BRIEF:
Copy all lines holding the word "pemain" from the entries.

* Start *

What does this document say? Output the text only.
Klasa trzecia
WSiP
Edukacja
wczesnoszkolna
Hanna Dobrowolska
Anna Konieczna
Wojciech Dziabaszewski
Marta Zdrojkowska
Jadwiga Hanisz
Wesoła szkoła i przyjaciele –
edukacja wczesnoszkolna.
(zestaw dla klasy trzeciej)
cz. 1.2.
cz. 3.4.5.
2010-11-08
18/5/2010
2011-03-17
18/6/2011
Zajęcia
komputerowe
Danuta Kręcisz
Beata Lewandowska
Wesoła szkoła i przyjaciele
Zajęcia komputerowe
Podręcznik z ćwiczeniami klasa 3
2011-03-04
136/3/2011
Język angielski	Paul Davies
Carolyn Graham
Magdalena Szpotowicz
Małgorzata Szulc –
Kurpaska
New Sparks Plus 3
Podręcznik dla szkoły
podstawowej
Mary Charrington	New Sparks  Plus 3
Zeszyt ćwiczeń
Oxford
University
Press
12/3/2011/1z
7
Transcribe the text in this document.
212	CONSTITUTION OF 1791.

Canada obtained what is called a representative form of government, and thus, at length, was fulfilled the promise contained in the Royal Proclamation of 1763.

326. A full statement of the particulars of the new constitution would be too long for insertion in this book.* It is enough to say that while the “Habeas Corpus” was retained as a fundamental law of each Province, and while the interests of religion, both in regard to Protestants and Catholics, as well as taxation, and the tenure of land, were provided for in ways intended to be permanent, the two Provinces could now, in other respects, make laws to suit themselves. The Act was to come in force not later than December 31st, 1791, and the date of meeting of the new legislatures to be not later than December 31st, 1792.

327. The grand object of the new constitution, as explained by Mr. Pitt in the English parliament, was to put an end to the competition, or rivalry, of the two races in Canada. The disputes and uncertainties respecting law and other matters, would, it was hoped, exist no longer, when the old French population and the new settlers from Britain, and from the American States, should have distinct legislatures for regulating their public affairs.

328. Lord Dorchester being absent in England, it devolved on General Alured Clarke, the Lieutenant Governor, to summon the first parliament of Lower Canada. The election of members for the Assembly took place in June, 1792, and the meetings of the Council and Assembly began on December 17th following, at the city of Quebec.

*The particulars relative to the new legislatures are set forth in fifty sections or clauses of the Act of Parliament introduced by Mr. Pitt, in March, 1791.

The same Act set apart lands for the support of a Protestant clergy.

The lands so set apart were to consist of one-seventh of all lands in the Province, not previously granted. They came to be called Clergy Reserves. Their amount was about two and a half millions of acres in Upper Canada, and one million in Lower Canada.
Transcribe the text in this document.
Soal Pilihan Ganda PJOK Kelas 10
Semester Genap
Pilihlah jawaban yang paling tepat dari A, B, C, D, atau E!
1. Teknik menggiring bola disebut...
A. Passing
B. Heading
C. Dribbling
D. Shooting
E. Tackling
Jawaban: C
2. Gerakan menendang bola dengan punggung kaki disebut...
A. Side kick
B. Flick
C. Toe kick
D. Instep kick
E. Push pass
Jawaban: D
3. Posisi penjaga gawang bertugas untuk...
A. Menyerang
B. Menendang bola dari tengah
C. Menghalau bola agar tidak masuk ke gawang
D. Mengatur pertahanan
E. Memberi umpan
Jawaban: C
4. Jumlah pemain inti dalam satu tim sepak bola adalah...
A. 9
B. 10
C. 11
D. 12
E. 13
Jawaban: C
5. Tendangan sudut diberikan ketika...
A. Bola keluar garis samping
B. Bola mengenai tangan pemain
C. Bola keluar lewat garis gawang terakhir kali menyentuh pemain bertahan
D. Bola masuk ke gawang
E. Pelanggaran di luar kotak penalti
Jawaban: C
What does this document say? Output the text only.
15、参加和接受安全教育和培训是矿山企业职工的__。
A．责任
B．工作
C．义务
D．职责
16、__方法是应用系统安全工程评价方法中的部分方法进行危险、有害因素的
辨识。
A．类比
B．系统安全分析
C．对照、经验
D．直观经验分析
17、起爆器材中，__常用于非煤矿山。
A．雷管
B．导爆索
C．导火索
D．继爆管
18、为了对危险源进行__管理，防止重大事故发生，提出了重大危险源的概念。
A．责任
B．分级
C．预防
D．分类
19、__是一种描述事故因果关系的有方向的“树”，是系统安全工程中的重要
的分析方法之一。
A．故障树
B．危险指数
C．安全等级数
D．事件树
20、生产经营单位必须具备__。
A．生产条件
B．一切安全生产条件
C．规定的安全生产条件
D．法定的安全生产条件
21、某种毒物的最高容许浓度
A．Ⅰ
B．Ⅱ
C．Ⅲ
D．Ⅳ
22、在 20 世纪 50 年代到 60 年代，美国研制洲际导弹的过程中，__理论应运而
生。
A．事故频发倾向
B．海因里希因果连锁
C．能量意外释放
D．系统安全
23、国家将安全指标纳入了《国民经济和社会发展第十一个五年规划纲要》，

* End *

EXPECTED ANSWER:
4. Jumlah pemain inti dalam satu tim sepak bola adalah...
B. Bola mengenai tangan pemain
C. Bola keluar lewat garis gawang terakhir kali menyentuh pemain bertahan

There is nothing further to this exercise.